| WHAT IS REQUIRED |
Quote the records below in full, exactly as given, with the images taken out.

| INPUT DATA |
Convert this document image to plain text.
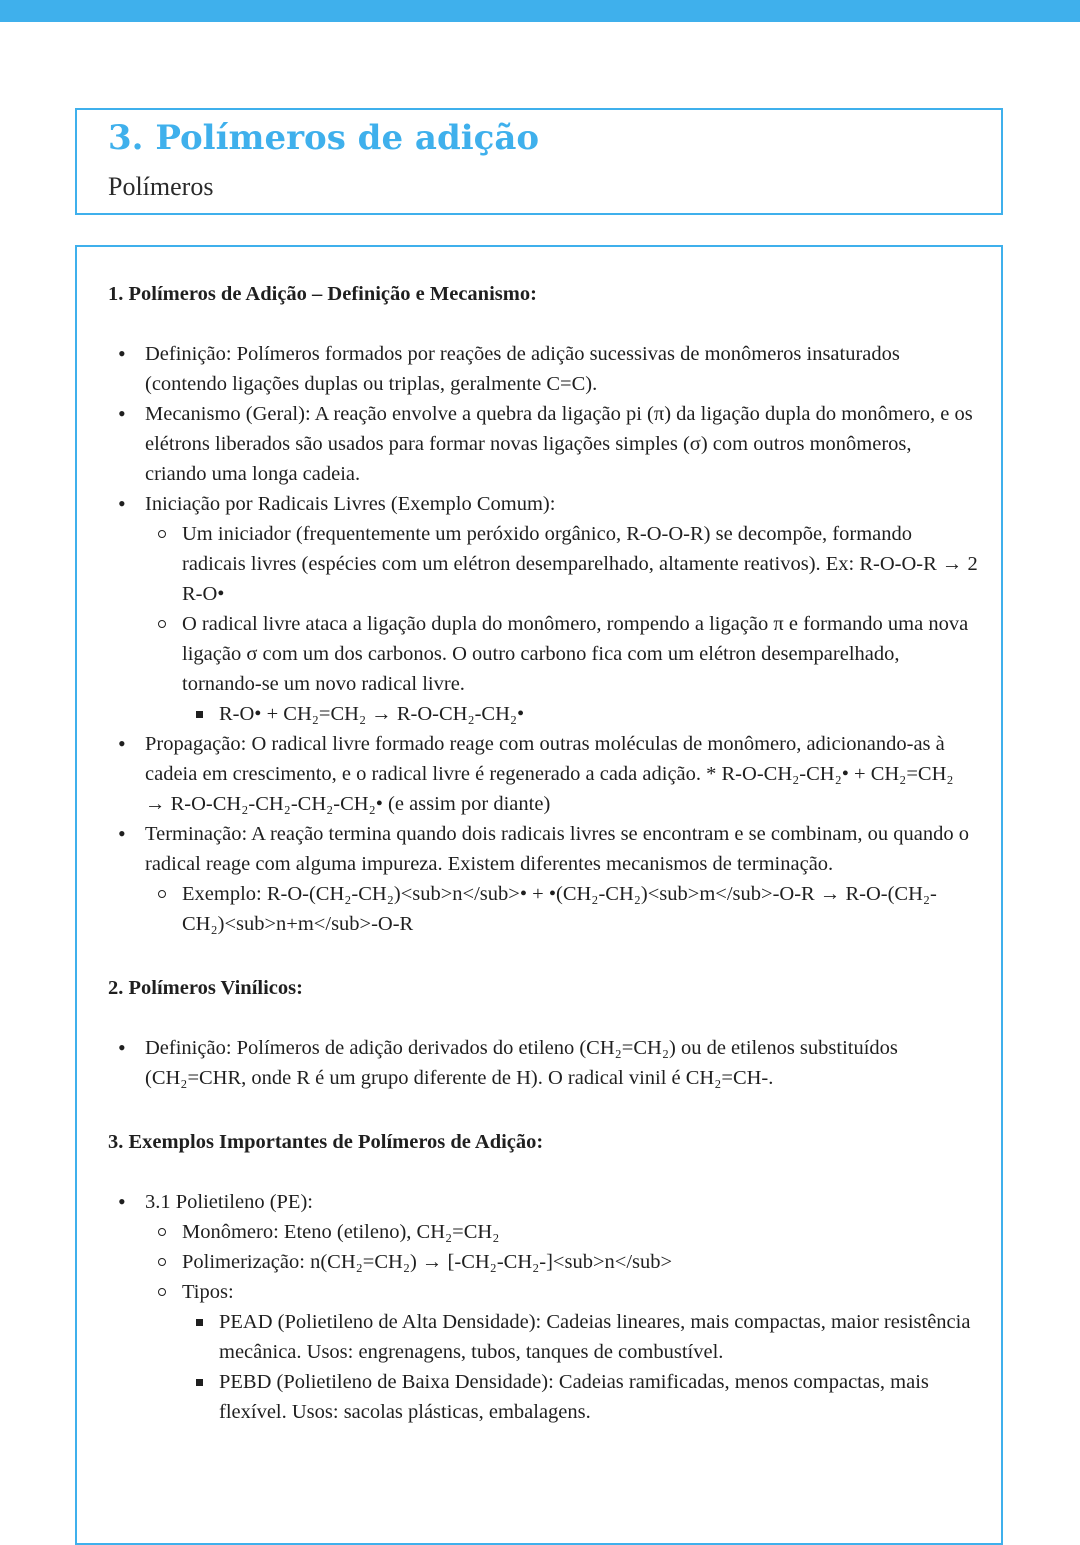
3. Polímeros de adição
Polímeros
1. Polímeros de Adição – Definição e Mecanismo:
• Definição: Polímeros formados por reações de adição sucessivas de monômeros insaturados (contendo ligações duplas ou triplas, geralmente C=C).
• Mecanismo (Geral): A reação envolve a quebra da ligação pi (π) da ligação dupla do monômero, e os elétrons liberados são usados para formar novas ligações simples (σ) com outros monômeros, criando uma longa cadeia.
• Iniciação por Radicais Livres (Exemplo Comum):
Um iniciador (frequentemente um peróxido orgânico, R-O-O-R) se decompõe, formando radicais livres (espécies com um elétron desemparelhado, altamente reativos). Ex: R-O-O-R → 2 R-O•
O radical livre ataca a ligação dupla do monômero, rompendo a ligação π e formando uma nova ligação σ com um dos carbonos. O outro carbono fica com um elétron desemparelhado, tornando-se um novo radical livre.
R-O• + CH₂=CH₂ → R-O-CH₂-CH₂•
• Propagação: O radical livre formado reage com outras moléculas de monômero, adicionando-as à cadeia em crescimento, e o radical livre é regenerado a cada adição. * R-O-CH₂-CH₂• + CH₂=CH₂ → R-O-CH₂-CH₂-CH₂-CH₂• (e assim por diante)
• Terminação: A reação termina quando dois radicais livres se encontram e se combinam, ou quando o radical reage com alguma impureza. Existem diferentes mecanismos de terminação.
Exemplo: R-O-(CH₂-CH₂)<sub>n</sub>• + •(CH₂-CH₂)<sub>m</sub>-O-R → R-O-(CH₂-CH₂)<sub>n+m</sub>-O-R
2. Polímeros Vinílicos:
• Definição: Polímeros de adição derivados do etileno (CH₂=CH₂) ou de etilenos substituídos (CH₂=CHR, onde R é um grupo diferente de H). O radical vinil é CH₂=CH-.
3. Exemplos Importantes de Polímeros de Adição:
• 3.1 Polietileno (PE):
Monômero: Eteno (etileno), CH₂=CH₂
Polimerização: n(CH₂=CH₂) → [-CH₂-CH₂-]<sub>n</sub>
Tipos:
PEAD (Polietileno de Alta Densidade): Cadeias lineares, mais compactas, maior resistência mecânica. Usos: engrenagens, tubos, tanques de combustível.
PEBD (Polietileno de Baixa Densidade): Cadeias ramificadas, menos compactas, mais flexível. Usos: sacolas plásticas, embalagens.
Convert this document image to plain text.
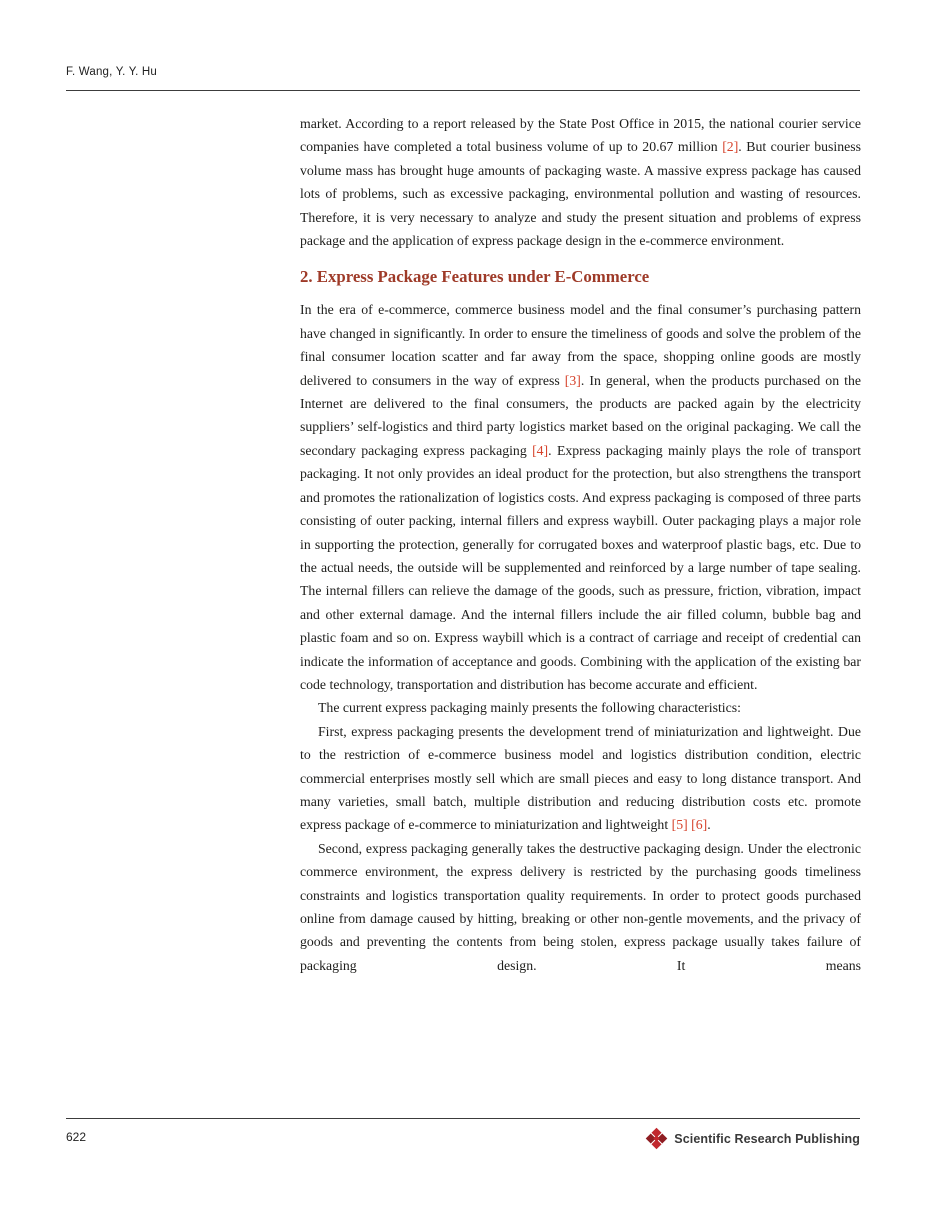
F. Wang, Y. Y. Hu

market. According to a report released by the State Post Office in 2015, the national courier service companies have completed a total business volume of up to 20.67 million [2]. But courier business volume mass has brought huge amounts of packaging waste. A massive express package has caused lots of problems, such as excessive packaging, environmental pollution and wasting of resources. Therefore, it is very necessary to analyze and study the present situation and problems of express package and the application of express package design in the e-commerce environment.

2. Express Package Features under E-Commerce

In the era of e-commerce, commerce business model and the final consumer’s purchasing pattern have changed in significantly. In order to ensure the timeliness of goods and solve the problem of the final consumer location scatter and far away from the space, shopping online goods are mostly delivered to consumers in the way of express [3]. In general, when the products purchased on the Internet are delivered to the final consumers, the products are packed again by the electricity suppliers’ self-logistics and third party logistics market based on the original packaging. We call the secondary packaging express packaging [4]. Express packaging mainly plays the role of transport packaging. It not only provides an ideal product for the protection, but also strengthens the transport and promotes the rationalization of logistics costs. And express packaging is composed of three parts consisting of outer packing, internal fillers and express waybill. Outer packaging plays a major role in supporting the protection, generally for corrugated boxes and waterproof plastic bags, etc. Due to the actual needs, the outside will be supplemented and reinforced by a large number of tape sealing. The internal fillers can relieve the damage of the goods, such as pressure, friction, vibration, impact and other external damage. And the internal fillers include the air filled column, bubble bag and plastic foam and so on. Express waybill which is a contract of carriage and receipt of credential can indicate the information of acceptance and goods. Combining with the application of the existing bar code technology, transportation and distribution has become accurate and efficient.

The current express packaging mainly presents the following characteristics:

First, express packaging presents the development trend of miniaturization and lightweight. Due to the restriction of e-commerce business model and logistics distribution condition, electric commercial enterprises mostly sell which are small pieces and easy to long distance transport. And many varieties, small batch, multiple distribution and reducing distribution costs etc. promote express package of e-commerce to miniaturization and lightweight [5] [6].

Second, express packaging generally takes the destructive packaging design. Under the electronic commerce environment, the express delivery is restricted by the purchasing goods timeliness constraints and logistics transportation quality requirements. In order to protect goods purchased online from damage caused by hitting, breaking or other non-gentle movements, and the privacy of goods and preventing the contents from being stolen, express package usually takes failure of packaging design. It means

622	Scientific Research Publishing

| WRITTEN ANSWER |
Convert this document image to plain text.
3. Polímeros de adição
Polímeros
1. Polímeros de Adição – Definição e Mecanismo:
• Definição: Polímeros formados por reações de adição sucessivas de monômeros insaturados (contendo ligações duplas ou triplas, geralmente C=C).
• Mecanismo (Geral): A reação envolve a quebra da ligação pi (π) da ligação dupla do monômero, e os elétrons liberados são usados para formar novas ligações simples (σ) com outros monômeros, criando uma longa cadeia.
• Iniciação por Radicais Livres (Exemplo Comum):
Um iniciador (frequentemente um peróxido orgânico, R-O-O-R) se decompõe, formando radicais livres (espécies com um elétron desemparelhado, altamente reativos). Ex: R-O-O-R → 2 R-O•
O radical livre ataca a ligação dupla do monômero, rompendo a ligação π e formando uma nova ligação σ com um dos carbonos. O outro carbono fica com um elétron desemparelhado, tornando-se um novo radical livre.
R-O• + CH₂=CH₂ → R-O-CH₂-CH₂•
• Propagação: O radical livre formado reage com outras moléculas de monômero, adicionando-as à cadeia em crescimento, e o radical livre é regenerado a cada adição. * R-O-CH₂-CH₂• + CH₂=CH₂ → R-O-CH₂-CH₂-CH₂-CH₂• (e assim por diante)
• Terminação: A reação termina quando dois radicais livres se encontram e se combinam, ou quando o radical reage com alguma impureza. Existem diferentes mecanismos de terminação.
Exemplo: R-O-(CH₂-CH₂)<sub>n</sub>• + •(CH₂-CH₂)<sub>m</sub>-O-R → R-O-(CH₂-CH₂)<sub>n+m</sub>-O-R
2. Polímeros Vinílicos:
• Definição: Polímeros de adição derivados do etileno (CH₂=CH₂) ou de etilenos substituídos (CH₂=CHR, onde R é um grupo diferente de H). O radical vinil é CH₂=CH-.
3. Exemplos Importantes de Polímeros de Adição:
• 3.1 Polietileno (PE):
Monômero: Eteno (etileno), CH₂=CH₂
Polimerização: n(CH₂=CH₂) → [-CH₂-CH₂-]<sub>n</sub>
Tipos:
PEAD (Polietileno de Alta Densidade): Cadeias lineares, mais compactas, maior resistência mecânica. Usos: engrenagens, tubos, tanques de combustível.
PEBD (Polietileno de Baixa Densidade): Cadeias ramificadas, menos compactas, mais flexível. Usos: sacolas plásticas, embalagens.
Convert this document image to plain text.
F. Wang, Y. Y. Hu

market. According to a report released by the State Post Office in 2015, the national courier service companies have completed a total business volume of up to 20.67 million [2]. But courier business volume mass has brought huge amounts of packaging waste. A massive express package has caused lots of problems, such as excessive packaging, environmental pollution and wasting of resources. Therefore, it is very necessary to analyze and study the present situation and problems of express package and the application of express package design in the e-commerce environment.

2. Express Package Features under E-Commerce

In the era of e-commerce, commerce business model and the final consumer’s purchasing pattern have changed in significantly. In order to ensure the timeliness of goods and solve the problem of the final consumer location scatter and far away from the space, shopping online goods are mostly delivered to consumers in the way of express [3]. In general, when the products purchased on the Internet are delivered to the final consumers, the products are packed again by the electricity suppliers’ self-logistics and third party logistics market based on the original packaging. We call the secondary packaging express packaging [4]. Express packaging mainly plays the role of transport packaging. It not only provides an ideal product for the protection, but also strengthens the transport and promotes the rationalization of logistics costs. And express packaging is composed of three parts consisting of outer packing, internal fillers and express waybill. Outer packaging plays a major role in supporting the protection, generally for corrugated boxes and waterproof plastic bags, etc. Due to the actual needs, the outside will be supplemented and reinforced by a large number of tape sealing. The internal fillers can relieve the damage of the goods, such as pressure, friction, vibration, impact and other external damage. And the internal fillers include the air filled column, bubble bag and plastic foam and so on. Express waybill which is a contract of carriage and receipt of credential can indicate the information of acceptance and goods. Combining with the application of the existing bar code technology, transportation and distribution has become accurate and efficient.

The current express packaging mainly presents the following characteristics:

First, express packaging presents the development trend of miniaturization and lightweight. Due to the restriction of e-commerce business model and logistics distribution condition, electric commercial enterprises mostly sell which are small pieces and easy to long distance transport. And many varieties, small batch, multiple distribution and reducing distribution costs etc. promote express package of e-commerce to miniaturization and lightweight [5] [6].

Second, express packaging generally takes the destructive packaging design. Under the electronic commerce environment, the express delivery is restricted by the purchasing goods timeliness constraints and logistics transportation quality requirements. In order to protect goods purchased online from damage caused by hitting, breaking or other non-gentle movements, and the privacy of goods and preventing the contents from being stolen, express package usually takes failure of packaging design. It means

622	Scientific Research Publishing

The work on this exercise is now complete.